• [Stated problem]: Extract the full listing verbatim and drop any pictures from your copy.

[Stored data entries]
************
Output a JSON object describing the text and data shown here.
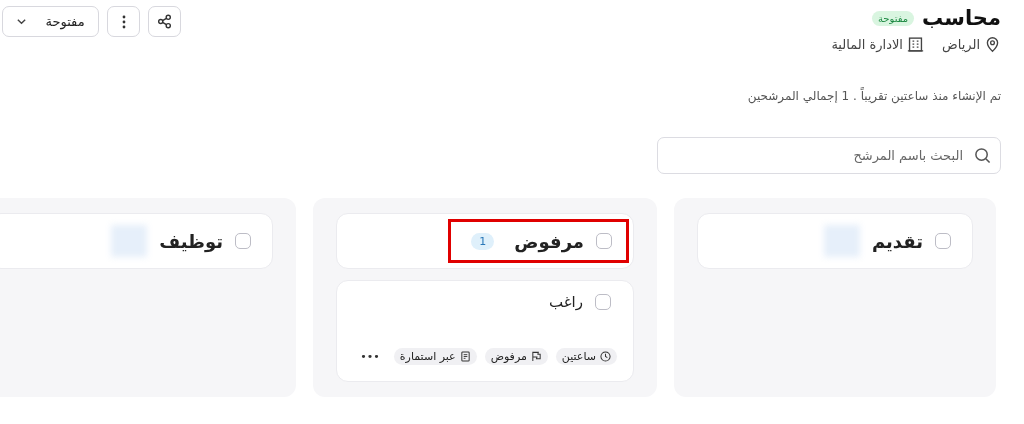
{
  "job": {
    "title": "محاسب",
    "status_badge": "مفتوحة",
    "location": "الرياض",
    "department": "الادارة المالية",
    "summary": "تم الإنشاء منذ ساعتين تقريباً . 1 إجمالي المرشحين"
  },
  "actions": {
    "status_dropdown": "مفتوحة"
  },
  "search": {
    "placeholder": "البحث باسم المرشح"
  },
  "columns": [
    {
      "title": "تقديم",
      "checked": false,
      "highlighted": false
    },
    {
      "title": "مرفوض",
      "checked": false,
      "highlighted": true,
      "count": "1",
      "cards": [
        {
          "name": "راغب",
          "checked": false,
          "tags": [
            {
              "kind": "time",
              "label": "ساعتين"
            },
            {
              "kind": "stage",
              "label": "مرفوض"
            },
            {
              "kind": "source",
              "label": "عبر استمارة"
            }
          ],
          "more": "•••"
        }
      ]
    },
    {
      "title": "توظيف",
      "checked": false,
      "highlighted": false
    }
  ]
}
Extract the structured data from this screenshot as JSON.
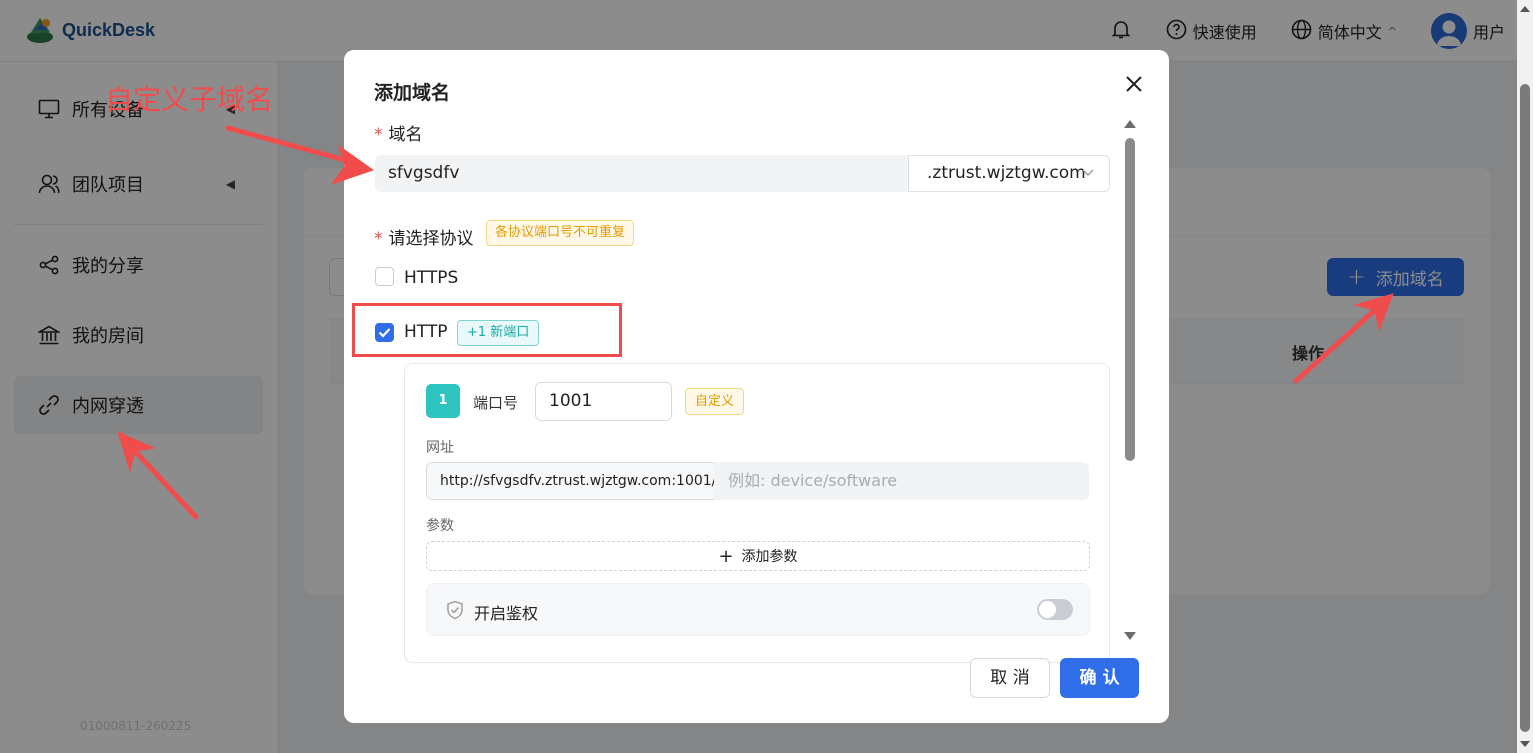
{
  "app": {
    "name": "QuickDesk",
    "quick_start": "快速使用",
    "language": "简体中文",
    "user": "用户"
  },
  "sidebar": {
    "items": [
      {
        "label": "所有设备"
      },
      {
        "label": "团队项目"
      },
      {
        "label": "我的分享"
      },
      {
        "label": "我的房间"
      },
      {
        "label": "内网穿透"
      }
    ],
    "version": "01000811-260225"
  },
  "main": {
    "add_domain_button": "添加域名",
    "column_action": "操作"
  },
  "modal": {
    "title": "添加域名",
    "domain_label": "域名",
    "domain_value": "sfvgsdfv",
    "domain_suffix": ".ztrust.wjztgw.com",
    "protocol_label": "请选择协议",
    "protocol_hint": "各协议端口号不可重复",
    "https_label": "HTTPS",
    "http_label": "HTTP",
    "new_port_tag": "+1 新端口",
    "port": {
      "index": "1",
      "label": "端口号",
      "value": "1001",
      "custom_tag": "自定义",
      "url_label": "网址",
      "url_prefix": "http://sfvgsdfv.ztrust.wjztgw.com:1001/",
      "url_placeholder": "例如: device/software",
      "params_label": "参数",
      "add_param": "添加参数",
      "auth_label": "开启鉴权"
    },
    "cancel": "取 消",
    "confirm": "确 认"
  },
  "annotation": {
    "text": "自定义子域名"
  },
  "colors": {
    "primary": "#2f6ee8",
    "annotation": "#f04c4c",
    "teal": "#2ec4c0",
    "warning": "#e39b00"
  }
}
************
• [Complete answer]:
Output a JSON object describing the text and data shown here.
{
  "job": {
    "title": "محاسب",
    "status_badge": "مفتوحة",
    "location": "الرياض",
    "department": "الادارة المالية",
    "summary": "تم الإنشاء منذ ساعتين تقريباً . 1 إجمالي المرشحين"
  },
  "actions": {
    "status_dropdown": "مفتوحة"
  },
  "search": {
    "placeholder": "البحث باسم المرشح"
  },
  "columns": [
    {
      "title": "تقديم",
      "checked": false,
      "highlighted": false
    },
    {
      "title": "مرفوض",
      "checked": false,
      "highlighted": true,
      "count": "1",
      "cards": [
        {
          "name": "راغب",
          "checked": false,
          "tags": [
            {
              "kind": "time",
              "label": "ساعتين"
            },
            {
              "kind": "stage",
              "label": "مرفوض"
            },
            {
              "kind": "source",
              "label": "عبر استمارة"
            }
          ],
          "more": "•••"
        }
      ]
    },
    {
      "title": "توظيف",
      "checked": false,
      "highlighted": false
    }
  ]
}
Extract the structured data from this screenshot as JSON.
{
  "app": {
    "name": "QuickDesk",
    "quick_start": "快速使用",
    "language": "简体中文",
    "user": "用户"
  },
  "sidebar": {
    "items": [
      {
        "label": "所有设备"
      },
      {
        "label": "团队项目"
      },
      {
        "label": "我的分享"
      },
      {
        "label": "我的房间"
      },
      {
        "label": "内网穿透"
      }
    ],
    "version": "01000811-260225"
  },
  "main": {
    "add_domain_button": "添加域名",
    "column_action": "操作"
  },
  "modal": {
    "title": "添加域名",
    "domain_label": "域名",
    "domain_value": "sfvgsdfv",
    "domain_suffix": ".ztrust.wjztgw.com",
    "protocol_label": "请选择协议",
    "protocol_hint": "各协议端口号不可重复",
    "https_label": "HTTPS",
    "http_label": "HTTP",
    "new_port_tag": "+1 新端口",
    "port": {
      "index": "1",
      "label": "端口号",
      "value": "1001",
      "custom_tag": "自定义",
      "url_label": "网址",
      "url_prefix": "http://sfvgsdfv.ztrust.wjztgw.com:1001/",
      "url_placeholder": "例如: device/software",
      "params_label": "参数",
      "add_param": "添加参数",
      "auth_label": "开启鉴权"
    },
    "cancel": "取 消",
    "confirm": "确 认"
  },
  "annotation": {
    "text": "自定义子域名"
  },
  "colors": {
    "primary": "#2f6ee8",
    "annotation": "#f04c4c",
    "teal": "#2ec4c0",
    "warning": "#e39b00"
  }
}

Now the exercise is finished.